(Stored data)
-- begin --

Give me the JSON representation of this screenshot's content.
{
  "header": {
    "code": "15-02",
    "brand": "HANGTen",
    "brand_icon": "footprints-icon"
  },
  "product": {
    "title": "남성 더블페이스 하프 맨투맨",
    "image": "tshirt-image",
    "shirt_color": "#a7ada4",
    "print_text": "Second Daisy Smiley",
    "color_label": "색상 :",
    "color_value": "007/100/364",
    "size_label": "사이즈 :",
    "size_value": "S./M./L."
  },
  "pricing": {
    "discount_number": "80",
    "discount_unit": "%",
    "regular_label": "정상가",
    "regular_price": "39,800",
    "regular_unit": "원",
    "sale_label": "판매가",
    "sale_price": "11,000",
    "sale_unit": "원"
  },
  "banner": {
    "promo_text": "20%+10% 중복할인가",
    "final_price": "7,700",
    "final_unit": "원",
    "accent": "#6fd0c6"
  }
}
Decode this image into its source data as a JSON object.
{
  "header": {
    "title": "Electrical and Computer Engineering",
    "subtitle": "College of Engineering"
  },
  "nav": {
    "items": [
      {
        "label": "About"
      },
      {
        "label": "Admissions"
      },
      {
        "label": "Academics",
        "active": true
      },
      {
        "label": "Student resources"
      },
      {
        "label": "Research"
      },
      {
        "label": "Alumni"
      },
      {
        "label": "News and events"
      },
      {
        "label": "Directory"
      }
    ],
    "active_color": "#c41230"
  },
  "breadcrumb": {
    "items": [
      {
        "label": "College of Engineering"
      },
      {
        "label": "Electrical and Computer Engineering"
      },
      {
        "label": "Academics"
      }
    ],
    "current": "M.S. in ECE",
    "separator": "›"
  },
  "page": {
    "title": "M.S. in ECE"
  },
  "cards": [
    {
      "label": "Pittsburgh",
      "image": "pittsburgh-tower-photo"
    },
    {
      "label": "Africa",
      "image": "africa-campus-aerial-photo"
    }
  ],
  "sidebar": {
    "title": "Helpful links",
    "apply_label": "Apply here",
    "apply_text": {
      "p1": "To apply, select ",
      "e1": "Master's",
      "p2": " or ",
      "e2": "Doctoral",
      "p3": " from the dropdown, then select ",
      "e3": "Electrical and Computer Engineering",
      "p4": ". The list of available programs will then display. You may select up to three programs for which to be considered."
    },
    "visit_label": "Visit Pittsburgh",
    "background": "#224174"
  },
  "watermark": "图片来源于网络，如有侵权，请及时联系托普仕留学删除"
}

-- end --

TASK OBJECTIVE: Extract the entries above verbatim.

RESPONSE TO THE EXERCISE:
Give me the JSON representation of this screenshot's content.
{
  "header": {
    "code": "15-02",
    "brand": "HANGTen",
    "brand_icon": "footprints-icon"
  },
  "product": {
    "title": "남성 더블페이스 하프 맨투맨",
    "image": "tshirt-image",
    "shirt_color": "#a7ada4",
    "print_text": "Second Daisy Smiley",
    "color_label": "색상 :",
    "color_value": "007/100/364",
    "size_label": "사이즈 :",
    "size_value": "S./M./L."
  },
  "pricing": {
    "discount_number": "80",
    "discount_unit": "%",
    "regular_label": "정상가",
    "regular_price": "39,800",
    "regular_unit": "원",
    "sale_label": "판매가",
    "sale_price": "11,000",
    "sale_unit": "원"
  },
  "banner": {
    "promo_text": "20%+10% 중복할인가",
    "final_price": "7,700",
    "final_unit": "원",
    "accent": "#6fd0c6"
  }
}
Decode this image into its source data as a JSON object.
{
  "header": {
    "title": "Electrical and Computer Engineering",
    "subtitle": "College of Engineering"
  },
  "nav": {
    "items": [
      {
        "label": "About"
      },
      {
        "label": "Admissions"
      },
      {
        "label": "Academics",
        "active": true
      },
      {
        "label": "Student resources"
      },
      {
        "label": "Research"
      },
      {
        "label": "Alumni"
      },
      {
        "label": "News and events"
      },
      {
        "label": "Directory"
      }
    ],
    "active_color": "#c41230"
  },
  "breadcrumb": {
    "items": [
      {
        "label": "College of Engineering"
      },
      {
        "label": "Electrical and Computer Engineering"
      },
      {
        "label": "Academics"
      }
    ],
    "current": "M.S. in ECE",
    "separator": "›"
  },
  "page": {
    "title": "M.S. in ECE"
  },
  "cards": [
    {
      "label": "Pittsburgh",
      "image": "pittsburgh-tower-photo"
    },
    {
      "label": "Africa",
      "image": "africa-campus-aerial-photo"
    }
  ],
  "sidebar": {
    "title": "Helpful links",
    "apply_label": "Apply here",
    "apply_text": {
      "p1": "To apply, select ",
      "e1": "Master's",
      "p2": " or ",
      "e2": "Doctoral",
      "p3": " from the dropdown, then select ",
      "e3": "Electrical and Computer Engineering",
      "p4": ". The list of available programs will then display. You may select up to three programs for which to be considered."
    },
    "visit_label": "Visit Pittsburgh",
    "background": "#224174"
  },
  "watermark": "图片来源于网络，如有侵权，请及时联系托普仕留学删除"
}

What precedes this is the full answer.